◆ **What to do**: Extract every line that contains the word "name".

◆ **Data lines**:
· · · · ·

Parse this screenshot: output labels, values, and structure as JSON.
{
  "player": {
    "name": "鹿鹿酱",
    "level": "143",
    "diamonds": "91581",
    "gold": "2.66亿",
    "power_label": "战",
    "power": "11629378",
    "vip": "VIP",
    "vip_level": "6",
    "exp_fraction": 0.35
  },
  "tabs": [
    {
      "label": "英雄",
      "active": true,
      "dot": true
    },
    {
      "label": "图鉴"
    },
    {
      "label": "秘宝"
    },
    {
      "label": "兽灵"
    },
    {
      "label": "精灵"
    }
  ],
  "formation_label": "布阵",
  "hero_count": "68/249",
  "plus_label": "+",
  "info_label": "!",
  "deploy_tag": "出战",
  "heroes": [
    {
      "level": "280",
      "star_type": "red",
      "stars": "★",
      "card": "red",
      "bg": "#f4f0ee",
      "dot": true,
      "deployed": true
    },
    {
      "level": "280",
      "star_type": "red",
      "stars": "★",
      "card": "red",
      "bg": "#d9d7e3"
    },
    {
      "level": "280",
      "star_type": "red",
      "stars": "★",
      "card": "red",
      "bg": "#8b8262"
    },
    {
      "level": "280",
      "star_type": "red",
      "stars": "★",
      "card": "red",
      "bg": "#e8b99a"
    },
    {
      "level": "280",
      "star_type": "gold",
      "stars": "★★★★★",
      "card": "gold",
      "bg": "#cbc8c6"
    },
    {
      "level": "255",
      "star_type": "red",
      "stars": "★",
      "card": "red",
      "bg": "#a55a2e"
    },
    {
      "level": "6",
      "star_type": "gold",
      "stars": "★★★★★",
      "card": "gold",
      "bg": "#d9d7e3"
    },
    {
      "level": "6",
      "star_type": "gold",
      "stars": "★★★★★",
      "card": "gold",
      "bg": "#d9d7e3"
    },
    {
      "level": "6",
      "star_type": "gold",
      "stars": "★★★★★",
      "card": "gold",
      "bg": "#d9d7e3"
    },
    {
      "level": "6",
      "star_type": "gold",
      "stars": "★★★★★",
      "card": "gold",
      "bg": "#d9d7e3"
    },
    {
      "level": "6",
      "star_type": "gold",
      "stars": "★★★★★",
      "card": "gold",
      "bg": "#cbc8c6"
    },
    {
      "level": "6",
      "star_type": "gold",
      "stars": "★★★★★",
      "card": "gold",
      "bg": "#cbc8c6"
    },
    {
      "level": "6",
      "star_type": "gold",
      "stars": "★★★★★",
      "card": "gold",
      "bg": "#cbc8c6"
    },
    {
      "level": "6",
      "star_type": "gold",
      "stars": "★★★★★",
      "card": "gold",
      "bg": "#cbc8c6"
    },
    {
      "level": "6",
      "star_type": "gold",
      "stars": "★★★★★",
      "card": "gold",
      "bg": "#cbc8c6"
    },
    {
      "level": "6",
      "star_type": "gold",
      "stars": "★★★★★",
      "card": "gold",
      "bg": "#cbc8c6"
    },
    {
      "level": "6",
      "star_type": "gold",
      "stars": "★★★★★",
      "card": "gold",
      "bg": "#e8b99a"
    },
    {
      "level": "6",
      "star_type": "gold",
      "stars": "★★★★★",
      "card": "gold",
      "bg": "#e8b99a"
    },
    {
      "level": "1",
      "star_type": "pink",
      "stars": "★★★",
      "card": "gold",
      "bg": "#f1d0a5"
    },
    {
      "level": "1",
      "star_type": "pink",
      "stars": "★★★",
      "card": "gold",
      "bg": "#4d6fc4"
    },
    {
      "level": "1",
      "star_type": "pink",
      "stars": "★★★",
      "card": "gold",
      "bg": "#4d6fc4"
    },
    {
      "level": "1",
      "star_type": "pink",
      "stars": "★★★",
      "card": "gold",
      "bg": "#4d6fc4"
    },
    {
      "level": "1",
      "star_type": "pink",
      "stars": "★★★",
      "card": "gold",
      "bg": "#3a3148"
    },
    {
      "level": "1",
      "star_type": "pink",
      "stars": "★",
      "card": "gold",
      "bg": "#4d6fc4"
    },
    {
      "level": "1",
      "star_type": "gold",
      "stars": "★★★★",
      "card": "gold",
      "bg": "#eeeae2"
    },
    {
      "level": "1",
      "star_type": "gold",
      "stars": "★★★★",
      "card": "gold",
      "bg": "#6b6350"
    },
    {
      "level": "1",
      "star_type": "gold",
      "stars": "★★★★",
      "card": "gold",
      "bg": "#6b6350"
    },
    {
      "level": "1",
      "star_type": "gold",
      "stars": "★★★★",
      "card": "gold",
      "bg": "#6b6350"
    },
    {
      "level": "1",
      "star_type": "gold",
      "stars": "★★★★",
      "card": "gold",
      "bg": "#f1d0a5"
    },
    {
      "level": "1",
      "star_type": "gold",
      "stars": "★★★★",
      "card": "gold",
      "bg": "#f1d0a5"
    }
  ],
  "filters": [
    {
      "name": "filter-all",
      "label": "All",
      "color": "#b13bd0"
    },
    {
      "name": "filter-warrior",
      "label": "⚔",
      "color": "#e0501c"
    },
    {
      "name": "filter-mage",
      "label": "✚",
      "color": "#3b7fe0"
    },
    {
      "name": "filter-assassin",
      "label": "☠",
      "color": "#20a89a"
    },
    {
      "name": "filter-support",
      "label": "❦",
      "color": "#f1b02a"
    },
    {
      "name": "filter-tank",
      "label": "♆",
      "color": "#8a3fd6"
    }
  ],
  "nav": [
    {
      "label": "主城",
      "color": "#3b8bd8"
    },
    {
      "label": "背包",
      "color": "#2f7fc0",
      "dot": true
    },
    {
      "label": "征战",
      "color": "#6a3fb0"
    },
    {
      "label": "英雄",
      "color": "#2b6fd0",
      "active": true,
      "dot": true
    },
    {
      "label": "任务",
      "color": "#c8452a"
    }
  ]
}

· · · · ·

◆ **Result**:
    "name": "鹿鹿酱",
      "name": "filter-all",
      "name": "filter-warrior",
      "name": "filter-mage",
      "name": "filter-assassin",
      "name": "filter-support",
      "name": "filter-tank",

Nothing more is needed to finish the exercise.